** Data records **
· · ·
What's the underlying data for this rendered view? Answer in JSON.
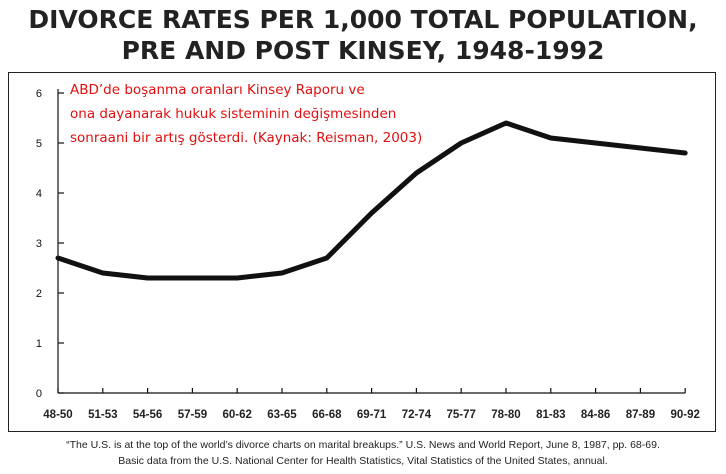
{
  "chart_data": {
    "type": "line",
    "title": [
      "DIVORCE RATES PER 1,000 TOTAL POPULATION,",
      "PRE AND POST KINSEY, 1948-1992"
    ],
    "categories": [
      "48-50",
      "51-53",
      "54-56",
      "57-59",
      "60-62",
      "63-65",
      "66-68",
      "69-71",
      "72-74",
      "75-77",
      "78-80",
      "81-83",
      "84-86",
      "87-89",
      "90-92"
    ],
    "series": [
      {
        "values": [
          2.7,
          2.4,
          2.3,
          2.3,
          2.3,
          2.4,
          2.7,
          3.6,
          4.4,
          5.0,
          5.4,
          5.1,
          5.0,
          4.9,
          4.8
        ]
      }
    ],
    "yticks": [
      0,
      1,
      2,
      3,
      4,
      5,
      6
    ],
    "ylim": [
      0,
      6.2
    ],
    "xlabel": "",
    "ylabel": "",
    "grid": false,
    "line_color": "#111111",
    "annotation": [
      "ABD’de boşanma oranları Kinsey Raporu ve",
      "ona dayanarak hukuk sisteminin değişmesinden",
      "sonraani bir artış gösterdi. (Kaynak: Reisman, 2003)"
    ],
    "annotation_color": "#e01010"
  },
  "footnote": [
    "“The U.S. is at the top of the world’s divorce charts on marital breakups.” U.S. News and World Report, June 8, 1987, pp. 68-69.",
    "Basic data from the U.S. National Center for Health Statistics, Vital Statistics of the United States, annual."
  ]
}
· · ·
** WHAT YOU SHOULD DO **
Retype the records exactly. Any image in them should not appear in what you write.

** OUTPUT BELOW **
What's the underlying data for this rendered view? Answer in JSON.
{
  "chart_data": {
    "type": "line",
    "title": [
      "DIVORCE RATES PER 1,000 TOTAL POPULATION,",
      "PRE AND POST KINSEY, 1948-1992"
    ],
    "categories": [
      "48-50",
      "51-53",
      "54-56",
      "57-59",
      "60-62",
      "63-65",
      "66-68",
      "69-71",
      "72-74",
      "75-77",
      "78-80",
      "81-83",
      "84-86",
      "87-89",
      "90-92"
    ],
    "series": [
      {
        "values": [
          2.7,
          2.4,
          2.3,
          2.3,
          2.3,
          2.4,
          2.7,
          3.6,
          4.4,
          5.0,
          5.4,
          5.1,
          5.0,
          4.9,
          4.8
        ]
      }
    ],
    "yticks": [
      0,
      1,
      2,
      3,
      4,
      5,
      6
    ],
    "ylim": [
      0,
      6.2
    ],
    "xlabel": "",
    "ylabel": "",
    "grid": false,
    "line_color": "#111111",
    "annotation": [
      "ABD’de boşanma oranları Kinsey Raporu ve",
      "ona dayanarak hukuk sisteminin değişmesinden",
      "sonraani bir artış gösterdi. (Kaynak: Reisman, 2003)"
    ],
    "annotation_color": "#e01010"
  },
  "footnote": [
    "“The U.S. is at the top of the world’s divorce charts on marital breakups.” U.S. News and World Report, June 8, 1987, pp. 68-69.",
    "Basic data from the U.S. National Center for Health Statistics, Vital Statistics of the United States, annual."
  ]
}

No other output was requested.